### Selected text
☆ ☆ ☆ ☆
~/articles/design-spanner

◆◆◆Advancedasked at Googleasked at Uberasked at CockroachDBasked at YugabyteDBasked at Amazon

Design a Globally-Distributed SQL Database (Spanner / CockroachDB)

SQL transactions that are ACID across continents. How Spanner shards into Paxos groups, runs 2PC on top, and uses TrueTime to give you external consistency — the CP counterpart to Dynamo.

13 min read2026-05-29Ironclad Academy

#interview #distributed-systems #databases #transactions #consensus #consistency #staff

// DEPTH

the full breakdown — requirements, capacity, evolution, trade-offs

The problem

Google Spanner manages the relational data for products that touch hundreds of millions of users — ads, payments, commerce — across every continent. CockroachDB and YugabyteDB exist precisely to bring the same model to the rest of the industry. The pitch is simple: a familiar SQL database with real ACID transactions, that also scales horizontally across machines and survives the loss of an entire datacenter. The delivery is anything but simple.

The core tension is that distributed databases have always forced a choice between correctness and availability. The Dynamo-style key-value store sits at one end: always writable, eventually consistent, conflicts resolved after the fact. That tradeoff is fine for shopping cart contents or social-graph edges. It is not fine for a payment ledger, an inventory system, or a fulfillment platform. Uber's engineering team learned this the hard way when they migrated off Cassandra and Redis to Spanner because they needed strong consistency for multi-row, multi-table transactions that span regions — something you cannot retrofit onto an availability-first store after the architecture is set.

What makes this problem genuinely hard is the combination of two requirements that pull in opposite directions. External consistency — the guarantee that the entire planet's readers agree on one commit order that matches real-time order — demands synchronized clocks and commit coordination. Horizontal scale demands that data be split across thousands of shards on hundreds of machines. Every write touching more than one shard needs an atomic commit protocol. Every commit needs a globally valid timestamp. And any solution that is too slow, too fragile, or too expensive to operate doesn't ship.

This is the staff/architect-level question because it sits squarely on the CAP fault line: Spanner deliberately chooses consistency over availability and then engineers as hard as possible against the latency that choice imposes. The rest of this article is about how.
☆ ☆ ☆ ☆
[Data records]
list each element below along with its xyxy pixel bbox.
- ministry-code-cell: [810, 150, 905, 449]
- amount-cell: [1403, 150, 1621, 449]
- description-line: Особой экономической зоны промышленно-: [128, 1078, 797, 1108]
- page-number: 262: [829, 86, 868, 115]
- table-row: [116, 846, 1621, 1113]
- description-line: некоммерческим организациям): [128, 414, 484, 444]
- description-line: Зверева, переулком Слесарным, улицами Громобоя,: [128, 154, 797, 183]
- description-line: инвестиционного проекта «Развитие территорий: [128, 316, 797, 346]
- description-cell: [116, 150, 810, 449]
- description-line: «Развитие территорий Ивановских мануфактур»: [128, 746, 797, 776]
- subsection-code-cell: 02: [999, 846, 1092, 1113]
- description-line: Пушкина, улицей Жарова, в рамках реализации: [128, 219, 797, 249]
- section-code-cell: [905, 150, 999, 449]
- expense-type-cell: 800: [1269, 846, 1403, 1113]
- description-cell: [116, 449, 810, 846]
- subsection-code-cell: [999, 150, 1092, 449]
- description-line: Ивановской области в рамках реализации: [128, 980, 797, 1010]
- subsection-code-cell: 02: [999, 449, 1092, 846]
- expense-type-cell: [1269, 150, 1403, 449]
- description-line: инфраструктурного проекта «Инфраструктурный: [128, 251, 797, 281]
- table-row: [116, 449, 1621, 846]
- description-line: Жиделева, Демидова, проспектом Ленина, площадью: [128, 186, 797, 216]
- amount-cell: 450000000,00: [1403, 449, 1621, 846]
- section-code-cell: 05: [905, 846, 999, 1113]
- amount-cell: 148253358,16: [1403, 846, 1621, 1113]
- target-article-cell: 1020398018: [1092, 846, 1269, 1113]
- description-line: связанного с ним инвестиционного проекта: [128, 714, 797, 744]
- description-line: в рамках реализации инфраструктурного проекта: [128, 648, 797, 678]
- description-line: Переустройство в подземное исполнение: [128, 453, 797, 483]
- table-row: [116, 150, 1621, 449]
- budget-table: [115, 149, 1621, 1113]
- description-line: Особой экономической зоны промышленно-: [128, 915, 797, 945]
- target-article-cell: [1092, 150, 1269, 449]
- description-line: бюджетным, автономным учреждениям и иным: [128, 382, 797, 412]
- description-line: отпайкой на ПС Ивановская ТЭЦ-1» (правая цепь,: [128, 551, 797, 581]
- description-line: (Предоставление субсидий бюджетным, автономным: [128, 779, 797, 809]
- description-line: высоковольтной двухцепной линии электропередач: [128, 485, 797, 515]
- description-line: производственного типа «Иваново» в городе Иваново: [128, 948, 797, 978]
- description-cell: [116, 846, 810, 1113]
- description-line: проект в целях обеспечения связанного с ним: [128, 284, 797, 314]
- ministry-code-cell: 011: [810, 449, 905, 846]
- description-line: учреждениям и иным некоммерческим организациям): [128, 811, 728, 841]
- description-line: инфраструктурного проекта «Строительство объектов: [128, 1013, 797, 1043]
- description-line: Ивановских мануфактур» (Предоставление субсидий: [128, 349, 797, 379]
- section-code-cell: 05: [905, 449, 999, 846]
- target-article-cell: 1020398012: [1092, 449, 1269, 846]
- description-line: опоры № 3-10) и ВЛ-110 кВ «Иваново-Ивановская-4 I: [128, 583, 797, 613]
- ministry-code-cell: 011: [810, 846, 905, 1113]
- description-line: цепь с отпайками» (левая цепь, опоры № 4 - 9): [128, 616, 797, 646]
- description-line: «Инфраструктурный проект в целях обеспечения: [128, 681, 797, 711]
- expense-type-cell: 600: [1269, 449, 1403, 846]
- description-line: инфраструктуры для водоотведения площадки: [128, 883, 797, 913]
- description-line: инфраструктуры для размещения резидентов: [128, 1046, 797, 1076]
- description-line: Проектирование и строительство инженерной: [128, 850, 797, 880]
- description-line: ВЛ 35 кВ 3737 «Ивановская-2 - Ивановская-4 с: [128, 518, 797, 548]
☆ ☆ ☆ ☆
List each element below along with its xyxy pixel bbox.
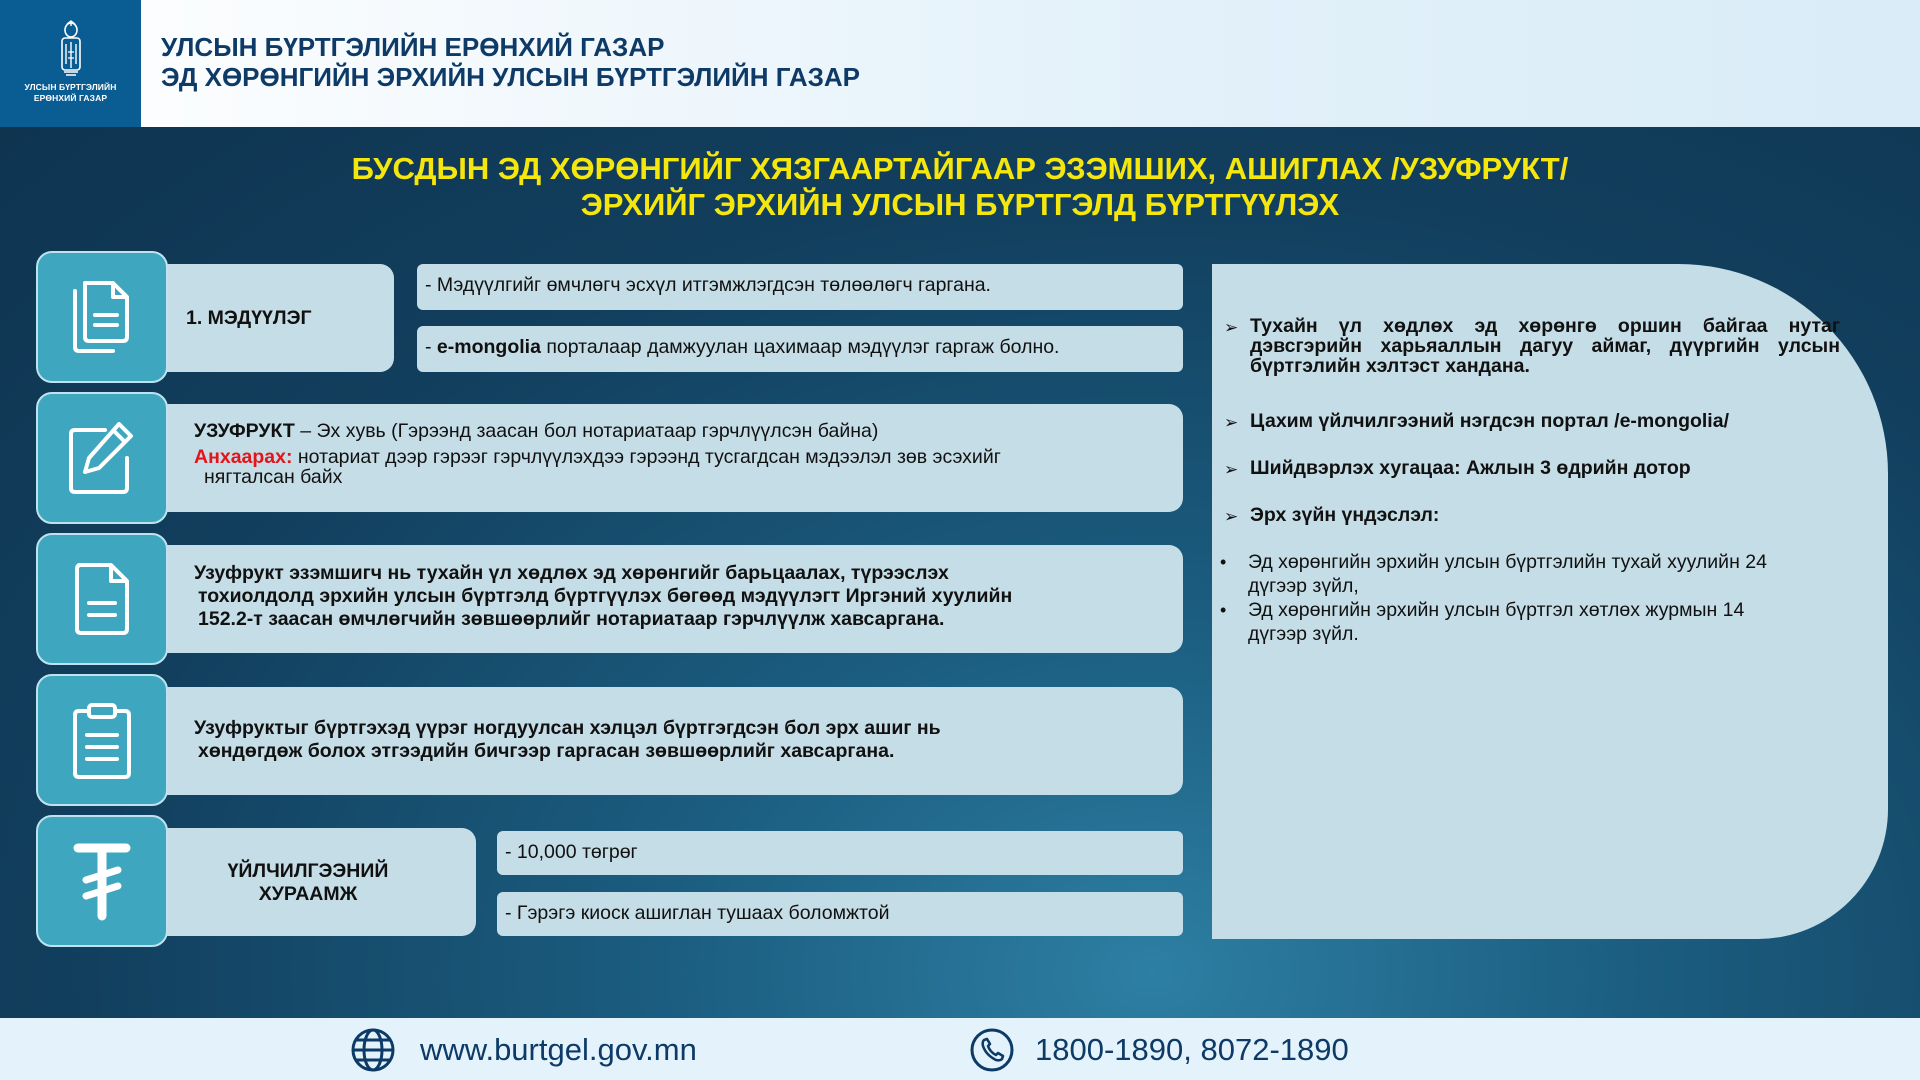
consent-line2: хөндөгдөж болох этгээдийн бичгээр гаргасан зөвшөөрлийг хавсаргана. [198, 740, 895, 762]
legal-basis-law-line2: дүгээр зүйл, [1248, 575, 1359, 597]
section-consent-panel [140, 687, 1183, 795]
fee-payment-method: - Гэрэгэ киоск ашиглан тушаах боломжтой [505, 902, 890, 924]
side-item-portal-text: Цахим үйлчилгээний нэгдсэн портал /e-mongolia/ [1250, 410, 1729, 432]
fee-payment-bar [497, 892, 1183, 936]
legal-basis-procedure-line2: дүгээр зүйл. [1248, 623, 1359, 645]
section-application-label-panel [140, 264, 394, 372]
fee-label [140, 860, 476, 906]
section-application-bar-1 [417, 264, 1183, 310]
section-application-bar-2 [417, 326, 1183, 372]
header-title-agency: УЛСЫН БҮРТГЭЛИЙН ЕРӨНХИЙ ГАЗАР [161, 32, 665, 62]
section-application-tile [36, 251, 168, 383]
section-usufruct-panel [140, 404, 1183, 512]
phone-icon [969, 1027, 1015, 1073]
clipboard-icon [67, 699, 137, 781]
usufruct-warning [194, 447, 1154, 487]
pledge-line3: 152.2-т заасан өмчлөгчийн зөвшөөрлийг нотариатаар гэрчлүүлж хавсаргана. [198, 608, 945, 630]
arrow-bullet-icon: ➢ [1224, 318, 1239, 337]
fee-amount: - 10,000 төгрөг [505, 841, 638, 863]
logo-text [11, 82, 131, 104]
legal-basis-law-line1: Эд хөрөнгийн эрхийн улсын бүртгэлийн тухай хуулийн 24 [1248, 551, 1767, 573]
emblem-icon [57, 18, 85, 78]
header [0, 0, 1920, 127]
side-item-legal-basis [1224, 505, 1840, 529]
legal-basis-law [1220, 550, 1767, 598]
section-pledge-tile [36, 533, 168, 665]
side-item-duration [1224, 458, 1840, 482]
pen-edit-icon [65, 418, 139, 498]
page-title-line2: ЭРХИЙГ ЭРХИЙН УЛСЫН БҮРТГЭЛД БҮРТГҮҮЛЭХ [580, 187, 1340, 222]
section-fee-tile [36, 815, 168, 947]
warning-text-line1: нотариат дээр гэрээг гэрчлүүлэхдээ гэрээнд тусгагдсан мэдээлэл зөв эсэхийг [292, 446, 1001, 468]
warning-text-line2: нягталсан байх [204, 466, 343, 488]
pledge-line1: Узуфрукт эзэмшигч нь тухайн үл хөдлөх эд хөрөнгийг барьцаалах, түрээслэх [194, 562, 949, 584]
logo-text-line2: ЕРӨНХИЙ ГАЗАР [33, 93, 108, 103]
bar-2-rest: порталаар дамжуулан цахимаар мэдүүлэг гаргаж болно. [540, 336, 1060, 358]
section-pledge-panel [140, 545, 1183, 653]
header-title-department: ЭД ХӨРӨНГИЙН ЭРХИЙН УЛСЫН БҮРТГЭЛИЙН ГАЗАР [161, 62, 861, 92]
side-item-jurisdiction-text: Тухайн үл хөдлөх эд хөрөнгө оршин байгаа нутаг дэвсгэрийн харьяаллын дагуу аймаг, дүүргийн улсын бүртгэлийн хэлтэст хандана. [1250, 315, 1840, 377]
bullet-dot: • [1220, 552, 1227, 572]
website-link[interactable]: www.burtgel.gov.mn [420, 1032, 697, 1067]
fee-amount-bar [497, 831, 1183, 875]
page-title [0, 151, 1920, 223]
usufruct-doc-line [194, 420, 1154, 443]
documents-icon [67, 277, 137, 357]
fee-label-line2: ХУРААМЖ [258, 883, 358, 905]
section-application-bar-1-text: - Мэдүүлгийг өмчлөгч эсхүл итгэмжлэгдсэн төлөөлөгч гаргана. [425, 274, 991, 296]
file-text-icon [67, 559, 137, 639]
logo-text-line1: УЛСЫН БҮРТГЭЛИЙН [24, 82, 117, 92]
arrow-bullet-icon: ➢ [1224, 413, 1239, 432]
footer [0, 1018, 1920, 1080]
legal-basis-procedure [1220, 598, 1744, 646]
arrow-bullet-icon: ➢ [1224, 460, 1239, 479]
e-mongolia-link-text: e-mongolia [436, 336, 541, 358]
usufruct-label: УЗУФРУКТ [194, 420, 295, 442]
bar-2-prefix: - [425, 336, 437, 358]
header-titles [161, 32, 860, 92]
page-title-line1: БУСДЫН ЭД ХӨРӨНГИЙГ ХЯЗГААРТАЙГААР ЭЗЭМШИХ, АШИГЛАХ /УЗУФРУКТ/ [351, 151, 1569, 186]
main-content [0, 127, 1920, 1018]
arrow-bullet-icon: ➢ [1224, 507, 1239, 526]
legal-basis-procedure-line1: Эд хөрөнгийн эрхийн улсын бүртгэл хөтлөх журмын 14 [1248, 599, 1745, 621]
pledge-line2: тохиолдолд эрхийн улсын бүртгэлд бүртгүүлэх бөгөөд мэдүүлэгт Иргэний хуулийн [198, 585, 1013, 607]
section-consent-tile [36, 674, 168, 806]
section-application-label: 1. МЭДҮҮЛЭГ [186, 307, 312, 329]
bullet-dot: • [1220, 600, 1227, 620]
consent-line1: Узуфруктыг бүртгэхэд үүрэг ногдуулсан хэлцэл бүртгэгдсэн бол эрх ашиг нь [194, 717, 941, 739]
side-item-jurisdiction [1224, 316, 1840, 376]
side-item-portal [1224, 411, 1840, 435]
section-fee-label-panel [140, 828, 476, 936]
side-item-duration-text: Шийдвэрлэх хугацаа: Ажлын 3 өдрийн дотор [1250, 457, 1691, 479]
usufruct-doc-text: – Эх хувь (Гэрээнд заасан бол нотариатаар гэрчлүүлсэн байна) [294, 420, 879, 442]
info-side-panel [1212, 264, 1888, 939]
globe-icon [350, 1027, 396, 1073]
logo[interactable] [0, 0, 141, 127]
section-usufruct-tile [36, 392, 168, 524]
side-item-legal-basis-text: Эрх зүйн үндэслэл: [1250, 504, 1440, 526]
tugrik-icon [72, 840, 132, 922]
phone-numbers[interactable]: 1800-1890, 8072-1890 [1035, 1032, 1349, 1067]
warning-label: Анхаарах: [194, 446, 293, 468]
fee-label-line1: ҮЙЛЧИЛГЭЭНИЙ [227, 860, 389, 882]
☆ ☆ ☆ ☆
### Written task A
List every company that the Spanner article names in its "asked at" line.
### Written task B
Using the Spanner article, answer each question on its own line:
(i) Which two systems did Uber's engineering team migrate off?
(ii) What reading time does the article give for itself?
(iii) What does Spanner deliberately choose over availability?
### Written task C
Continue the Spanner article from the point where it stops.

### Right answer A
Google
Uber
CockroachDB
YugabyteDB
Amazon

### Right answer B
(i) Cassandra and Redis
(ii) 13 minutes
(iii) Consistency

### Right answer C
Functional requirements

SQL with schemas, secondary indexes, and joins.
ACID transactions spanning multiple rows, tables, and shards — including across regions.
Horizontal scale: capacity grows by adding nodes; data auto-splits and rebalances.
Strongly consistent reads, plus cheaper bounded-staleness/follower reads as an option.
Survive zone and region failures with automatic failover, no data loss of committed writes.

Non-functional requirements

External consistency (Google's term for strict serializability): the strongest practical guarantee — the system behaves as if every transaction executed instantaneously at a single point in time, and this serial order is consistent with real-time commit order.
Durability: a committed transaction survives f replica failures (majority quorum).
Availability within a region even if a minority of replicas fail; CP under partition (sacrifice availability of the minority side).
Latency: single-shard, single-region commits in a few ms; cross-region commits bounded by WAN RTT — and reads that don't pay write-path latency.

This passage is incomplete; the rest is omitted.